_GIVEN DATA_
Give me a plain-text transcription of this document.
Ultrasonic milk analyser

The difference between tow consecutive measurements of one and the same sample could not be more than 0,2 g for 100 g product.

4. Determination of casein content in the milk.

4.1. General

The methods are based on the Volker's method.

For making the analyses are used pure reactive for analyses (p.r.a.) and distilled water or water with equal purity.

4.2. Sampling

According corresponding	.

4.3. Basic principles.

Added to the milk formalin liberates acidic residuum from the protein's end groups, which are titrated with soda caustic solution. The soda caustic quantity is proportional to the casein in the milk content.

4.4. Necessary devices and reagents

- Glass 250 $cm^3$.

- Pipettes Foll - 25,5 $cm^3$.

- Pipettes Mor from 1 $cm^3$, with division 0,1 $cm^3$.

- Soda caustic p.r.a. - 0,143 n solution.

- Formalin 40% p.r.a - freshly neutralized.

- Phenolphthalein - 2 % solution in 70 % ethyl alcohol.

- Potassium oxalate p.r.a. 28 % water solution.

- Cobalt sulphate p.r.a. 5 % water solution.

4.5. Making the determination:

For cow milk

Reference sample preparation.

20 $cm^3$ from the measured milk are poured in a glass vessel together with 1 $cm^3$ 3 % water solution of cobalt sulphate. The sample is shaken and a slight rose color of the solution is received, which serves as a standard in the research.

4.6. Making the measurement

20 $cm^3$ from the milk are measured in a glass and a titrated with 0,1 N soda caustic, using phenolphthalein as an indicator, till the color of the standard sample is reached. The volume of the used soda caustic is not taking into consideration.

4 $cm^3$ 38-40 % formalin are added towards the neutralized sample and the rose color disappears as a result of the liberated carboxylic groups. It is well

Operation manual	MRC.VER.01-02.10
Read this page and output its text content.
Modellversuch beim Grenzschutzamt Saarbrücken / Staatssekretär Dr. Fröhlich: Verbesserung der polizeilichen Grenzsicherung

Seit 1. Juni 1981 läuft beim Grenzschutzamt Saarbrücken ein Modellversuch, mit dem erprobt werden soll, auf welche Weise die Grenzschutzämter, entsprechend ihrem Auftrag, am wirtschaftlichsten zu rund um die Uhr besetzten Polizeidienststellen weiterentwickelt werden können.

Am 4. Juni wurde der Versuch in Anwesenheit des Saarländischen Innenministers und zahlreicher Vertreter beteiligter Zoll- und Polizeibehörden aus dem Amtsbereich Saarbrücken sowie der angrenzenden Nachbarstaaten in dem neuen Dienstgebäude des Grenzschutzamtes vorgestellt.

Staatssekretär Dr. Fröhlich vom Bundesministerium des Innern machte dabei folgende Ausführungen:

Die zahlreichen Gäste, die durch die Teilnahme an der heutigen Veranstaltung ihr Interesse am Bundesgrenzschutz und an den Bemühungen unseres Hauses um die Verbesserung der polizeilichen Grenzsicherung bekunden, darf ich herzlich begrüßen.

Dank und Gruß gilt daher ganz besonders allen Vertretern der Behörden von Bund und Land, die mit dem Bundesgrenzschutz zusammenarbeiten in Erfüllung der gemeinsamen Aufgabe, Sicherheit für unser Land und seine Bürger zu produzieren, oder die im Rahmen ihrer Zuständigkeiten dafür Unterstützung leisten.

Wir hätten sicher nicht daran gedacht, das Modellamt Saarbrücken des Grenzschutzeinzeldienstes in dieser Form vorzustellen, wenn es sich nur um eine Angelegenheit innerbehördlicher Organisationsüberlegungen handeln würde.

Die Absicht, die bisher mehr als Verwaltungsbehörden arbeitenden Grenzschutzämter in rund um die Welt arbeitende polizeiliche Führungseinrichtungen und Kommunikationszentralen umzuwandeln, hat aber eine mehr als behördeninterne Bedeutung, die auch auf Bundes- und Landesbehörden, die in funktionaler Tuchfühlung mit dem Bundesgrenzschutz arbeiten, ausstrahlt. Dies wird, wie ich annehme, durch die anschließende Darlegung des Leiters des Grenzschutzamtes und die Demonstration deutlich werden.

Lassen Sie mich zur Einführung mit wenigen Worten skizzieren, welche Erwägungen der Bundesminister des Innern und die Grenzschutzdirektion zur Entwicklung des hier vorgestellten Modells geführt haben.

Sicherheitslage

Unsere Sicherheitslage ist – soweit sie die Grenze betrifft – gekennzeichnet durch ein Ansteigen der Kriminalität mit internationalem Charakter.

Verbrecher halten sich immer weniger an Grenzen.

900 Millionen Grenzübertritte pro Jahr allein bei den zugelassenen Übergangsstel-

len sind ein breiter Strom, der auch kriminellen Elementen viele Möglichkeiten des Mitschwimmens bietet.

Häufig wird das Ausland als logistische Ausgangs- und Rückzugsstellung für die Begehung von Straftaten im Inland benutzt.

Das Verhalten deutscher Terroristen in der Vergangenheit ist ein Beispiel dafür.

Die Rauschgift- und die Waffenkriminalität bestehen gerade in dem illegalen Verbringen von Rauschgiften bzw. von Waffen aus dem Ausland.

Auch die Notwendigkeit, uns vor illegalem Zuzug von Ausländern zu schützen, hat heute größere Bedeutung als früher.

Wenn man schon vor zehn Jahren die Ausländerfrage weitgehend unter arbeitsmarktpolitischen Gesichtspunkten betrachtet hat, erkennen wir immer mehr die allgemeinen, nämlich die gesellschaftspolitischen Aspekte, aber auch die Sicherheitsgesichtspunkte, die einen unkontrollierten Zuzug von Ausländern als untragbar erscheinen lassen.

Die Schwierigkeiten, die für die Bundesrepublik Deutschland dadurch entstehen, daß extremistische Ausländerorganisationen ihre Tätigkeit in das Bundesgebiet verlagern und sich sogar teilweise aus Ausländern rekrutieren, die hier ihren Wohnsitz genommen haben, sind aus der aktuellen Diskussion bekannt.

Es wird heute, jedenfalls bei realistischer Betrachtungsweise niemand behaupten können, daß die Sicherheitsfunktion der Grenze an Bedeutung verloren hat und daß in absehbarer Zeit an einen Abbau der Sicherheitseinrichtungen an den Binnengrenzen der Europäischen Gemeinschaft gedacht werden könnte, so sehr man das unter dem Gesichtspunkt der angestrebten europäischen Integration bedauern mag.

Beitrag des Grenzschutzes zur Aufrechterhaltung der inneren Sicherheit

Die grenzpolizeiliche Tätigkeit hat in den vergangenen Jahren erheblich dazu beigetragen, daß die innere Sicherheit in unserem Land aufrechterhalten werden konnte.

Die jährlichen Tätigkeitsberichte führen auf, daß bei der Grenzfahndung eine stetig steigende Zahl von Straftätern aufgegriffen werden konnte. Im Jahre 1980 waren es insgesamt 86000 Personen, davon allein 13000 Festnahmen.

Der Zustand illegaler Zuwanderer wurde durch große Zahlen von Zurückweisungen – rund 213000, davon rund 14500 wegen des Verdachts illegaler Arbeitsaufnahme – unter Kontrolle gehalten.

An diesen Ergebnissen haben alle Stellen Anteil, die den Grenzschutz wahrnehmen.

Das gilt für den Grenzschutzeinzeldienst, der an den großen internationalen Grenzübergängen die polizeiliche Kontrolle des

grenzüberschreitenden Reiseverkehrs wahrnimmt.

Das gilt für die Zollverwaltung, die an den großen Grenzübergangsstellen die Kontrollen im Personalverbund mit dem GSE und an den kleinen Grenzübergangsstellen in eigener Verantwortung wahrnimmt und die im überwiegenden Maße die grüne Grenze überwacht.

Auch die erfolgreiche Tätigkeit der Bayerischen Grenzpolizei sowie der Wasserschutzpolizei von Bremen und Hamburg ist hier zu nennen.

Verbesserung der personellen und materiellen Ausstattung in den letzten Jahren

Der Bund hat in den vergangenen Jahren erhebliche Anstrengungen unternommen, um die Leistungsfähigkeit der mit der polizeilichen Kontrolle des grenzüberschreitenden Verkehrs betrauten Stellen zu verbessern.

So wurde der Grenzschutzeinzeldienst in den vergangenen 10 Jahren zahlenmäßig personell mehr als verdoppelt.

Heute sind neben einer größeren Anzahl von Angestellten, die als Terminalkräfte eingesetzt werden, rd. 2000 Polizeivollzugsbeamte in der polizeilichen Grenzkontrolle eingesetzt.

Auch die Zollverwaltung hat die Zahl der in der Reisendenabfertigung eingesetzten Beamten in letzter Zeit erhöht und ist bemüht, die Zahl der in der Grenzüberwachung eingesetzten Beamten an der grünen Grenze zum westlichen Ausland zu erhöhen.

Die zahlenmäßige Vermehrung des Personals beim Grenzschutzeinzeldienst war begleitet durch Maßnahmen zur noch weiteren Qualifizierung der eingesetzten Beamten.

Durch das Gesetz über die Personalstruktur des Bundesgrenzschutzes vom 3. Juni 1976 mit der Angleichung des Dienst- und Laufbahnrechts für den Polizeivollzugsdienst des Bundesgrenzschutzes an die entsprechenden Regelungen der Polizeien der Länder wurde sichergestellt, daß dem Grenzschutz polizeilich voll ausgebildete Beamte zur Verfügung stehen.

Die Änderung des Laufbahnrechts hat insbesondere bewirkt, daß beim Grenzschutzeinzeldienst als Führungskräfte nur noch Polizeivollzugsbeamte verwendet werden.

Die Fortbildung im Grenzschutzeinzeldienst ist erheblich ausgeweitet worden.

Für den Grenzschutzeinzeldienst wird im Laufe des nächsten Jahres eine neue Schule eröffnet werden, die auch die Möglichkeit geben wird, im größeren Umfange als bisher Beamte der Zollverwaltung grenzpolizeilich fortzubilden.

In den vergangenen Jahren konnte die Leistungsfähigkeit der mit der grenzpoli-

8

_TASK PROMPT_
Tally how many lines in the material above hold the word "polizeilichen". Write only that number.

_YOUR SOLUTION_
4